Stored data:

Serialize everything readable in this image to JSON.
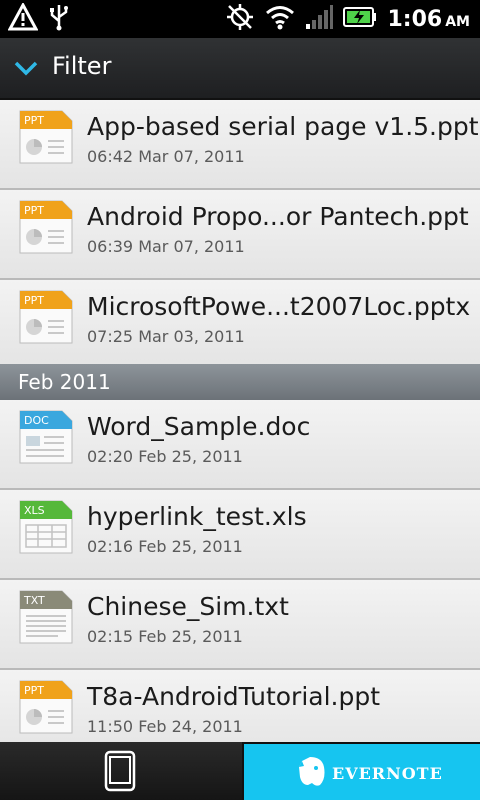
{
  "status_bar": {
    "time": "1:06",
    "ampm": "AM",
    "icons": [
      "alert-icon",
      "usb-icon",
      "gps-icon",
      "wifi-icon",
      "signal-icon",
      "battery-charging-icon"
    ]
  },
  "header": {
    "filter_label": "Filter"
  },
  "files": [
    {
      "name": "App-based serial page v1.5.ppt",
      "date": "06:42 Mar 07, 2011",
      "type": "PPT",
      "color": "#f0a21a"
    },
    {
      "name": "Android Propo...or Pantech.ppt",
      "date": "06:39 Mar 07, 2011",
      "type": "PPT",
      "color": "#f0a21a"
    },
    {
      "name": "MicrosoftPowe...t2007Loc.pptx",
      "date": "07:25 Mar 03, 2011",
      "type": "PPT",
      "color": "#f0a21a"
    }
  ],
  "section": {
    "label": "Feb 2011"
  },
  "files_feb": [
    {
      "name": "Word_Sample.doc",
      "date": "02:20 Feb 25, 2011",
      "type": "DOC",
      "color": "#3aa7de"
    },
    {
      "name": "hyperlink_test.xls",
      "date": "02:16 Feb 25, 2011",
      "type": "XLS",
      "color": "#55b83a"
    },
    {
      "name": "Chinese_Sim.txt",
      "date": "02:15 Feb 25, 2011",
      "type": "TXT",
      "color": "#8a8a78"
    },
    {
      "name": "T8a-AndroidTutorial.ppt",
      "date": "11:50 Feb 24, 2011",
      "type": "PPT",
      "color": "#f0a21a"
    }
  ],
  "bottom": {
    "evernote_label": "EVERNOTE"
  },
  "colors": {
    "accent": "#16c5f0",
    "section": "#7a8086",
    "header": "#2a2b2d"
  }
}
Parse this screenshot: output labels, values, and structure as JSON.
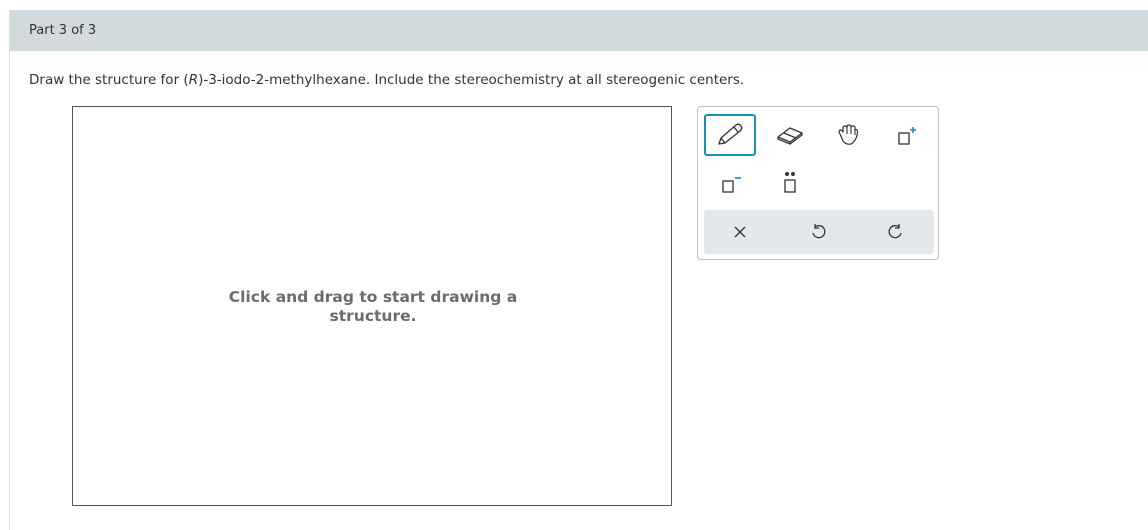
{
  "header": {
    "part_label": "Part 3 of 3"
  },
  "question": {
    "prefix": "Draw the structure for (",
    "italic": "R",
    "suffix": ")-3-iodo-2-methylhexane. Include the stereochemistry at all stereogenic centers."
  },
  "canvas": {
    "hint_line1": "Click and drag to start drawing a",
    "hint_line2": "structure."
  },
  "palette": {
    "tools": [
      {
        "name": "pencil",
        "icon": "pencil-icon",
        "selected": true
      },
      {
        "name": "eraser",
        "icon": "eraser-icon"
      },
      {
        "name": "move",
        "icon": "hand-icon"
      },
      {
        "name": "positive-charge",
        "icon": "square-plus-icon"
      },
      {
        "name": "negative-charge",
        "icon": "square-minus-icon"
      },
      {
        "name": "lone-pair",
        "icon": "square-dots-icon"
      }
    ],
    "actions": [
      {
        "name": "clear",
        "icon": "close-icon"
      },
      {
        "name": "undo",
        "icon": "undo-icon"
      },
      {
        "name": "redo",
        "icon": "redo-icon"
      }
    ]
  },
  "colors": {
    "accent": "#1a8fb0",
    "header_bg": "#d3dadd"
  }
}
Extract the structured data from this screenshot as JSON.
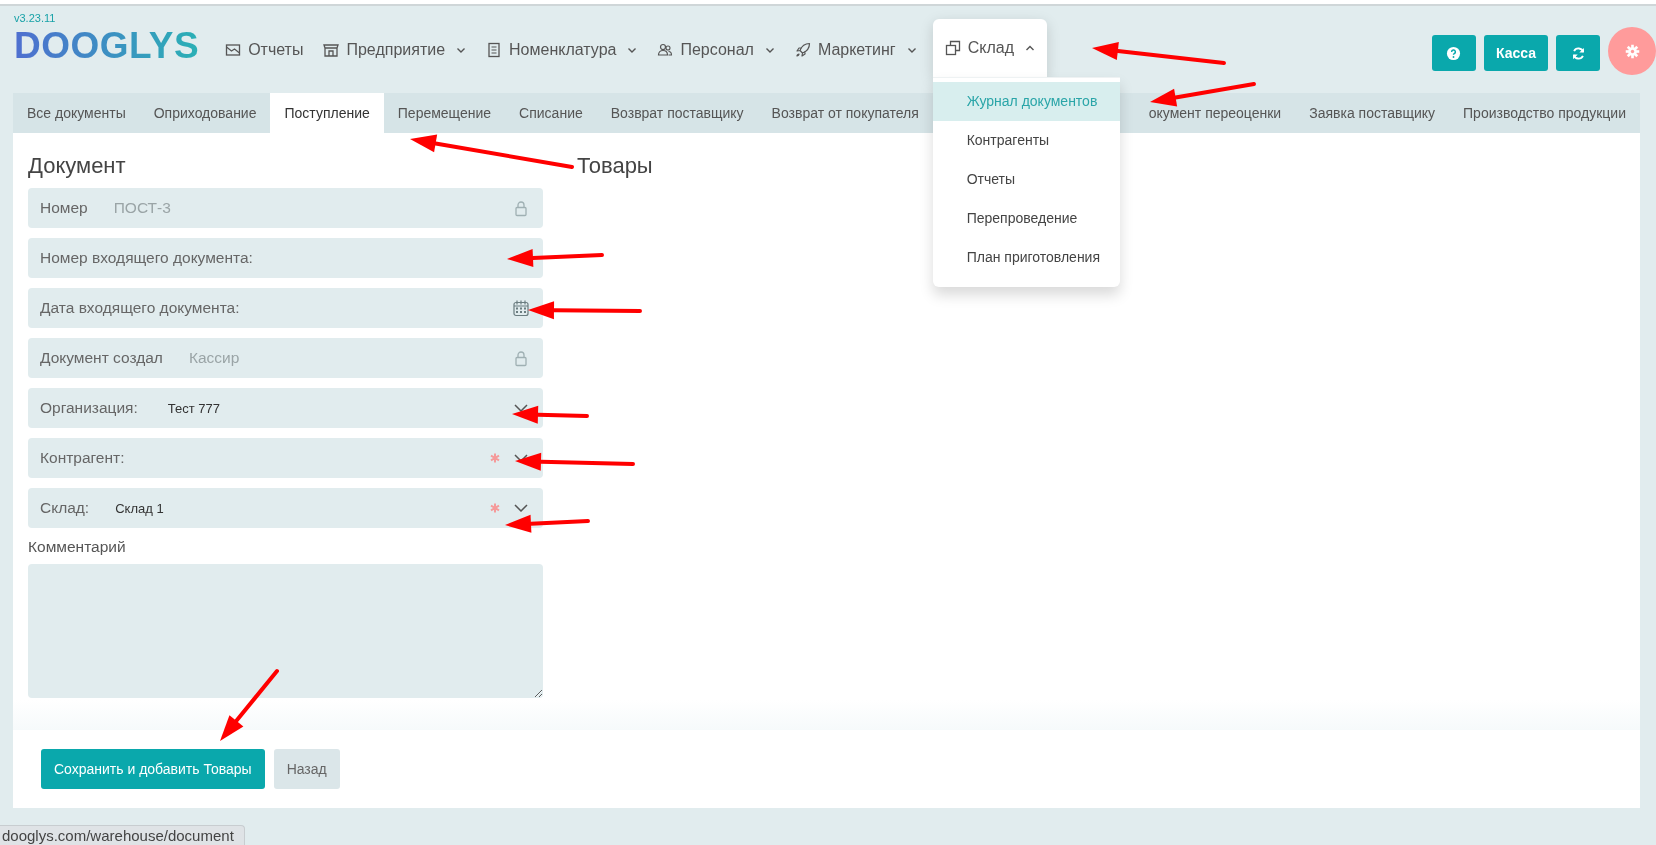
{
  "header": {
    "version": "v3.23.11",
    "logo": "DOOGLYS",
    "nav": [
      {
        "label": "Отчеты",
        "has_menu": false,
        "expanded": false
      },
      {
        "label": "Предприятие",
        "has_menu": true,
        "expanded": false
      },
      {
        "label": "Номенклатура",
        "has_menu": true,
        "expanded": false
      },
      {
        "label": "Персонал",
        "has_menu": true,
        "expanded": false
      },
      {
        "label": "Маркетинг",
        "has_menu": true,
        "expanded": false
      },
      {
        "label": "Склад",
        "has_menu": true,
        "expanded": true,
        "menu": [
          {
            "label": "Журнал документов",
            "selected": true
          },
          {
            "label": "Контрагенты",
            "selected": false
          },
          {
            "label": "Отчеты",
            "selected": false
          },
          {
            "label": "Перепроведение",
            "selected": false
          },
          {
            "label": "План приготовления",
            "selected": false
          }
        ]
      }
    ],
    "actions": [
      {
        "kind": "help"
      },
      {
        "kind": "text",
        "label": "Касса"
      },
      {
        "kind": "refresh"
      },
      {
        "kind": "settings"
      }
    ]
  },
  "tabs": [
    {
      "label": "Все документы",
      "selected": false
    },
    {
      "label": "Оприходование",
      "selected": false
    },
    {
      "label": "Поступление",
      "selected": true
    },
    {
      "label": "Перемещение",
      "selected": false
    },
    {
      "label": "Списание",
      "selected": false
    },
    {
      "label": "Возврат поставщику",
      "selected": false
    },
    {
      "label": "Возврат от покупателя",
      "selected": false
    },
    {
      "label": "окумент переоценки",
      "selected": false
    },
    {
      "label": "Заявка поставщику",
      "selected": false
    },
    {
      "label": "Производство продукции",
      "selected": false
    }
  ],
  "document": {
    "title": "Документ",
    "fields": [
      {
        "kind": "locked",
        "label": "Номер",
        "value": "ПОСТ-3",
        "required": false
      },
      {
        "kind": "text",
        "label": "Номер входящего документа:",
        "required": false
      },
      {
        "kind": "date",
        "label": "Дата входящего документа:",
        "required": false
      },
      {
        "kind": "locked",
        "label": "Документ создал",
        "value": "Кассир",
        "required": false
      },
      {
        "kind": "select",
        "label": "Организация:",
        "value": "Тест 777",
        "required": false
      },
      {
        "kind": "select",
        "label": "Контрагент:",
        "required": true
      },
      {
        "kind": "select",
        "label": "Склад:",
        "value": "Склад 1",
        "required": true
      }
    ],
    "comment_label": "Комментарий"
  },
  "goods": {
    "title": "Товары"
  },
  "buttons": [
    {
      "kind": "primary",
      "label": "Сохранить и добавить Товары"
    },
    {
      "kind": "secondary",
      "label": "Назад"
    }
  ],
  "status_url": "dooglys.com/warehouse/document"
}
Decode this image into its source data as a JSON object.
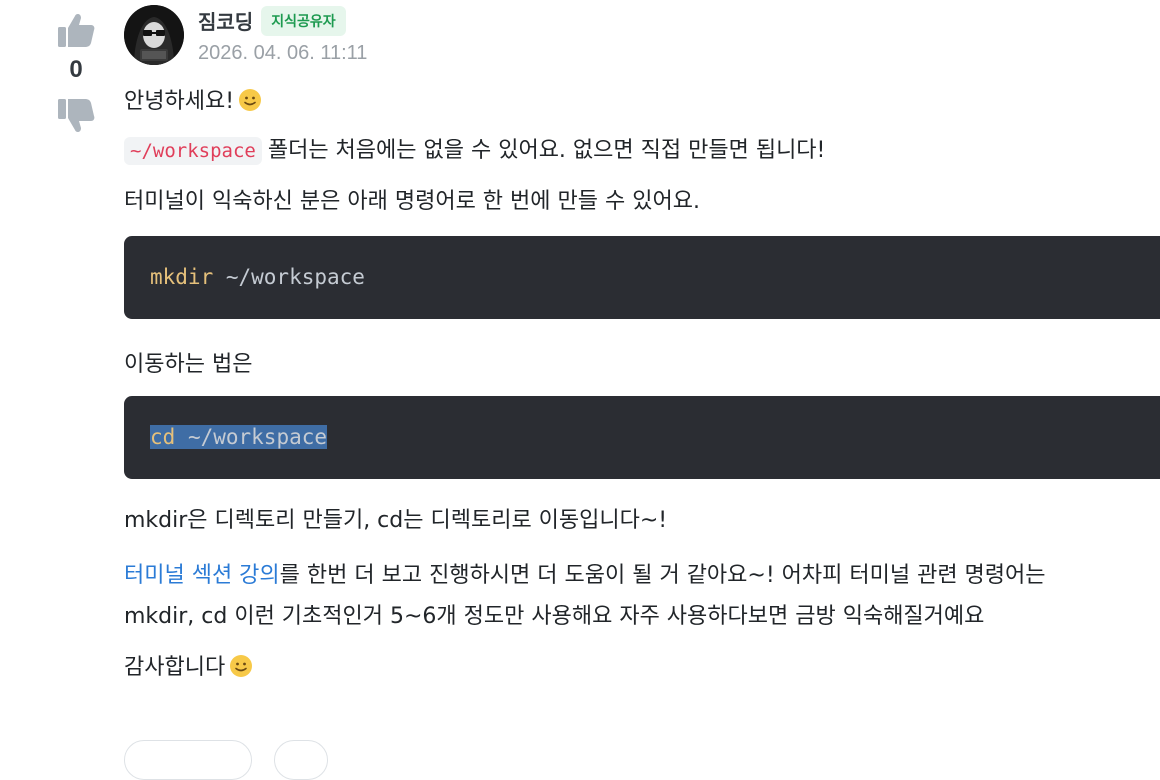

Brief
Without the pictures, reproduce every line of the records above exactly.

Solution for this task
Serialize everything readable in this image to JSON.
{
  "status_bar": {
    "time": "1:06",
    "ampm": "AM",
    "icons": [
      "alert-icon",
      "usb-icon",
      "gps-icon",
      "wifi-icon",
      "signal-icon",
      "battery-charging-icon"
    ]
  },
  "header": {
    "filter_label": "Filter"
  },
  "files": [
    {
      "name": "App-based serial page v1.5.ppt",
      "date": "06:42 Mar 07, 2011",
      "type": "PPT",
      "color": "#f0a21a"
    },
    {
      "name": "Android Propo...or Pantech.ppt",
      "date": "06:39 Mar 07, 2011",
      "type": "PPT",
      "color": "#f0a21a"
    },
    {
      "name": "MicrosoftPowe...t2007Loc.pptx",
      "date": "07:25 Mar 03, 2011",
      "type": "PPT",
      "color": "#f0a21a"
    }
  ],
  "section": {
    "label": "Feb 2011"
  },
  "files_feb": [
    {
      "name": "Word_Sample.doc",
      "date": "02:20 Feb 25, 2011",
      "type": "DOC",
      "color": "#3aa7de"
    },
    {
      "name": "hyperlink_test.xls",
      "date": "02:16 Feb 25, 2011",
      "type": "XLS",
      "color": "#55b83a"
    },
    {
      "name": "Chinese_Sim.txt",
      "date": "02:15 Feb 25, 2011",
      "type": "TXT",
      "color": "#8a8a78"
    },
    {
      "name": "T8a-AndroidTutorial.ppt",
      "date": "11:50 Feb 24, 2011",
      "type": "PPT",
      "color": "#f0a21a"
    }
  ],
  "bottom": {
    "evernote_label": "EVERNOTE"
  },
  "colors": {
    "accent": "#16c5f0",
    "section": "#7a8086",
    "header": "#2a2b2d"
  }
}
Parse this screenshot: output labels, values, and structure as JSON.
{
  "header": {
    "part_label": "Part 3 of 3"
  },
  "question": {
    "prefix": "Draw the structure for (",
    "italic": "R",
    "suffix": ")-3-iodo-2-methylhexane. Include the stereochemistry at all stereogenic centers."
  },
  "canvas": {
    "hint_line1": "Click and drag to start drawing a",
    "hint_line2": "structure."
  },
  "palette": {
    "tools": [
      {
        "name": "pencil",
        "icon": "pencil-icon",
        "selected": true
      },
      {
        "name": "eraser",
        "icon": "eraser-icon"
      },
      {
        "name": "move",
        "icon": "hand-icon"
      },
      {
        "name": "positive-charge",
        "icon": "square-plus-icon"
      },
      {
        "name": "negative-charge",
        "icon": "square-minus-icon"
      },
      {
        "name": "lone-pair",
        "icon": "square-dots-icon"
      }
    ],
    "actions": [
      {
        "name": "clear",
        "icon": "close-icon"
      },
      {
        "name": "undo",
        "icon": "undo-icon"
      },
      {
        "name": "redo",
        "icon": "redo-icon"
      }
    ]
  },
  "colors": {
    "accent": "#1a8fb0",
    "header_bg": "#d3dadd"
  }
}
Extract the structured data from this screenshot as JSON.
{
  "header": {
    "version": "v3.23.11",
    "logo": "DOOGLYS",
    "nav": [
      {
        "label": "Отчеты",
        "has_menu": false,
        "expanded": false
      },
      {
        "label": "Предприятие",
        "has_menu": true,
        "expanded": false
      },
      {
        "label": "Номенклатура",
        "has_menu": true,
        "expanded": false
      },
      {
        "label": "Персонал",
        "has_menu": true,
        "expanded": false
      },
      {
        "label": "Маркетинг",
        "has_menu": true,
        "expanded": false
      },
      {
        "label": "Склад",
        "has_menu": true,
        "expanded": true,
        "menu": [
          {
            "label": "Журнал документов",
            "selected": true
          },
          {
            "label": "Контрагенты",
            "selected": false
          },
          {
            "label": "Отчеты",
            "selected": false
          },
          {
            "label": "Перепроведение",
            "selected": false
          },
          {
            "label": "План приготовления",
            "selected": false
          }
        ]
      }
    ],
    "actions": [
      {
        "kind": "help"
      },
      {
        "kind": "text",
        "label": "Касса"
      },
      {
        "kind": "refresh"
      },
      {
        "kind": "settings"
      }
    ]
  },
  "tabs": [
    {
      "label": "Все документы",
      "selected": false
    },
    {
      "label": "Оприходование",
      "selected": false
    },
    {
      "label": "Поступление",
      "selected": true
    },
    {
      "label": "Перемещение",
      "selected": false
    },
    {
      "label": "Списание",
      "selected": false
    },
    {
      "label": "Возврат поставщику",
      "selected": false
    },
    {
      "label": "Возврат от покупателя",
      "selected": false
    },
    {
      "label": "окумент переоценки",
      "selected": false
    },
    {
      "label": "Заявка поставщику",
      "selected": false
    },
    {
      "label": "Производство продукции",
      "selected": false
    }
  ],
  "document": {
    "title": "Документ",
    "fields": [
      {
        "kind": "locked",
        "label": "Номер",
        "value": "ПОСТ-3",
        "required": false
      },
      {
        "kind": "text",
        "label": "Номер входящего документа:",
        "required": false
      },
      {
        "kind": "date",
        "label": "Дата входящего документа:",
        "required": false
      },
      {
        "kind": "locked",
        "label": "Документ создал",
        "value": "Кассир",
        "required": false
      },
      {
        "kind": "select",
        "label": "Организация:",
        "value": "Тест 777",
        "required": false
      },
      {
        "kind": "select",
        "label": "Контрагент:",
        "required": true
      },
      {
        "kind": "select",
        "label": "Склад:",
        "value": "Склад 1",
        "required": true
      }
    ],
    "comment_label": "Комментарий"
  },
  "goods": {
    "title": "Товары"
  },
  "buttons": [
    {
      "kind": "primary",
      "label": "Сохранить и добавить Товары"
    },
    {
      "kind": "secondary",
      "label": "Назад"
    }
  ],
  "status_url": "dooglys.com/warehouse/document"
}
Decode this image into its source data as a JSON object.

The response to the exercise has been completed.